<<<<

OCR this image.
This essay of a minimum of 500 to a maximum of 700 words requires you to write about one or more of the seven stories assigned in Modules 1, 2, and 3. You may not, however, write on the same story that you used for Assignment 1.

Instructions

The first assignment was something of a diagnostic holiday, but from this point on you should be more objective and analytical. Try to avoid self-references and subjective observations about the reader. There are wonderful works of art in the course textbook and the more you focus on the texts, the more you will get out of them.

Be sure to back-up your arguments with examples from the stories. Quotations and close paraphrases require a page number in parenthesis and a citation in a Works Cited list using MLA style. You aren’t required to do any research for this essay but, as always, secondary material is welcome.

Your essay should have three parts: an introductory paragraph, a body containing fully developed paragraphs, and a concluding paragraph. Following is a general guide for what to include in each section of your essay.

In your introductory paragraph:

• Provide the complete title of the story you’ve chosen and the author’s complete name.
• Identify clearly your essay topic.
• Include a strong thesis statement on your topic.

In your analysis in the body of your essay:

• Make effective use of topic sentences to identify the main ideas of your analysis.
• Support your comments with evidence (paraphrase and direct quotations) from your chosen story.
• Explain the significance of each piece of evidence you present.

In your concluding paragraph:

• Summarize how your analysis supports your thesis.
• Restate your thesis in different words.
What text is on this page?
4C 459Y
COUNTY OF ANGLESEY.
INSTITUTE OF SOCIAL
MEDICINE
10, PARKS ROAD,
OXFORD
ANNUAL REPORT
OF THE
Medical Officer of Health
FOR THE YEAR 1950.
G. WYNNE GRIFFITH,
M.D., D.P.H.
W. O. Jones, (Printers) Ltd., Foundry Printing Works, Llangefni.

>>>>

■ WHAT NEEDS TO BE DONE ■
Output the complete data exactly as written.

■ RESULT OF THIS TASK ■
OCR this image.
This essay of a minimum of 500 to a maximum of 700 words requires you to write about one or more of the seven stories assigned in Modules 1, 2, and 3. You may not, however, write on the same story that you used for Assignment 1.

Instructions

The first assignment was something of a diagnostic holiday, but from this point on you should be more objective and analytical. Try to avoid self-references and subjective observations about the reader. There are wonderful works of art in the course textbook and the more you focus on the texts, the more you will get out of them.

Be sure to back-up your arguments with examples from the stories. Quotations and close paraphrases require a page number in parenthesis and a citation in a Works Cited list using MLA style. You aren’t required to do any research for this essay but, as always, secondary material is welcome.

Your essay should have three parts: an introductory paragraph, a body containing fully developed paragraphs, and a concluding paragraph. Following is a general guide for what to include in each section of your essay.

In your introductory paragraph:

• Provide the complete title of the story you’ve chosen and the author’s complete name.
• Identify clearly your essay topic.
• Include a strong thesis statement on your topic.

In your analysis in the body of your essay:

• Make effective use of topic sentences to identify the main ideas of your analysis.
• Support your comments with evidence (paraphrase and direct quotations) from your chosen story.
• Explain the significance of each piece of evidence you present.

In your concluding paragraph:

• Summarize how your analysis supports your thesis.
• Restate your thesis in different words.
What text is on this page?
4C 459Y
COUNTY OF ANGLESEY.
INSTITUTE OF SOCIAL
MEDICINE
10, PARKS ROAD,
OXFORD
ANNUAL REPORT
OF THE
Medical Officer of Health
FOR THE YEAR 1950.
G. WYNNE GRIFFITH,
M.D., D.P.H.
W. O. Jones, (Printers) Ltd., Foundry Printing Works, Llangefni.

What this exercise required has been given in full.